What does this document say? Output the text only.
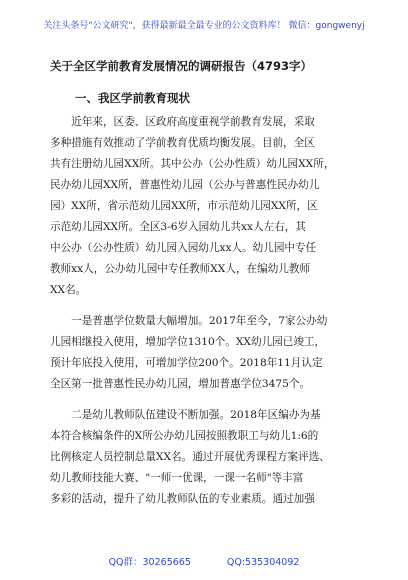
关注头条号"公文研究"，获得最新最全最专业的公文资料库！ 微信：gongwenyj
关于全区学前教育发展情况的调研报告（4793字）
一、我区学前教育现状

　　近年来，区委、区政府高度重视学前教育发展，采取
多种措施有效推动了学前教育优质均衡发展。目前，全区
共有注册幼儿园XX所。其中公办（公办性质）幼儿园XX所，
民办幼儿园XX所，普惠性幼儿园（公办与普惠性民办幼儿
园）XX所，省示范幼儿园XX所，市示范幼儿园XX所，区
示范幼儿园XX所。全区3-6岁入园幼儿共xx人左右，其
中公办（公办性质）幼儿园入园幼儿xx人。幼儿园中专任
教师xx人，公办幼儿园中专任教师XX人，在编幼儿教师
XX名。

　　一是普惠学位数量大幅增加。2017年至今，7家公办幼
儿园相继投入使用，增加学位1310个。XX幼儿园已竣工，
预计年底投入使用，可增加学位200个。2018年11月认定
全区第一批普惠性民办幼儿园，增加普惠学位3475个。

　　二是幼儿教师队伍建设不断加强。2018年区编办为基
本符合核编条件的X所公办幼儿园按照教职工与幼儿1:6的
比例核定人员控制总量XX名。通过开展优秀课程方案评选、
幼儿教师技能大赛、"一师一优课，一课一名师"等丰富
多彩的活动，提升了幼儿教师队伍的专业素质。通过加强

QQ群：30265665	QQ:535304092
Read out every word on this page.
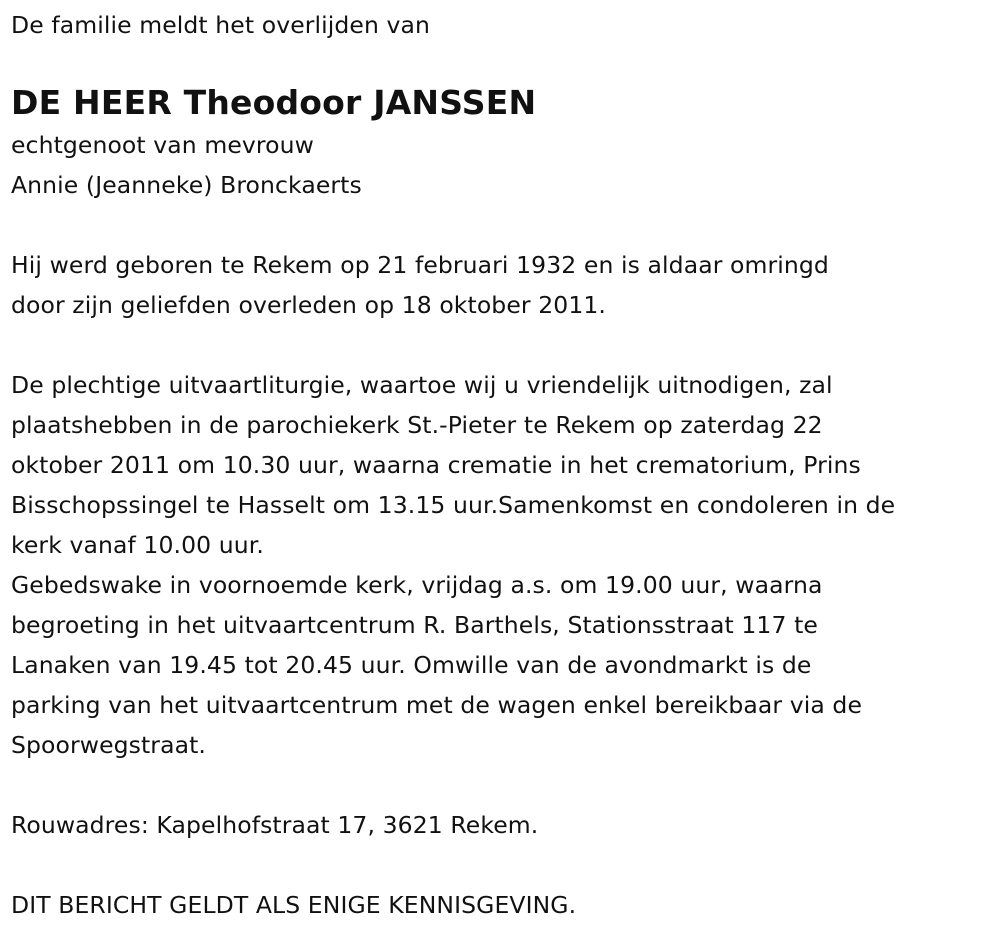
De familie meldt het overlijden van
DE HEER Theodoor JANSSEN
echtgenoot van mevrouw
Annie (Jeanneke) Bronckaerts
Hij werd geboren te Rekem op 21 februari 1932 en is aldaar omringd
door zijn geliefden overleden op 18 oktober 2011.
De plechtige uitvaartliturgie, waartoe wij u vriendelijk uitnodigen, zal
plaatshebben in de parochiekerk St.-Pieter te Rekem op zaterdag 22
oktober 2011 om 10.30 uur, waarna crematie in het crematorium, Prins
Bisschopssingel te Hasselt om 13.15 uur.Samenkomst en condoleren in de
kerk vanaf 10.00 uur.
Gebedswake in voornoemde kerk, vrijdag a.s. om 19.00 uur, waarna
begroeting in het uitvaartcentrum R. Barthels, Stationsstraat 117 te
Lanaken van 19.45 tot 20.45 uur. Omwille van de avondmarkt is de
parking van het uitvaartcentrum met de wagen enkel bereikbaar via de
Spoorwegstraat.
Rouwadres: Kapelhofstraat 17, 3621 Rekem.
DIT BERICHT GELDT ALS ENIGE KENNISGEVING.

* * * *

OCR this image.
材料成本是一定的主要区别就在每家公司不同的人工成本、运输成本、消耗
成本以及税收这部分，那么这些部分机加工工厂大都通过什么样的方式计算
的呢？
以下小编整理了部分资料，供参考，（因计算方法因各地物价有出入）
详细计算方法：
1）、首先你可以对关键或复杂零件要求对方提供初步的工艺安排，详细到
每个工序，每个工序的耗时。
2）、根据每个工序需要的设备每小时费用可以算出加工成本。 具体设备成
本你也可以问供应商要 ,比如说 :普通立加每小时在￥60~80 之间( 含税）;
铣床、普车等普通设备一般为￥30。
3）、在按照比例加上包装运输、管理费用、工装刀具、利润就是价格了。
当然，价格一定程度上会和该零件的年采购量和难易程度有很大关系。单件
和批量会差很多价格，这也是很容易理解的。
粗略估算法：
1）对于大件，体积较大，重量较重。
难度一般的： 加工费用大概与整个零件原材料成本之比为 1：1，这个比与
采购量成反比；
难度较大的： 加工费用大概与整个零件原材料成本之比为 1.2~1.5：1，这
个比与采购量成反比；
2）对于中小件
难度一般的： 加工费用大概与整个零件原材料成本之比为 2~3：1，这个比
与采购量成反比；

* * * *

• Task statement: Scan the data above and copy every line with "waarna" in it.

• Output below:
oktober 2011 om 10.30 uur, waarna crematie in het crematorium, Prins
Gebedswake in voornoemde kerk, vrijdag a.s. om 19.00 uur, waarna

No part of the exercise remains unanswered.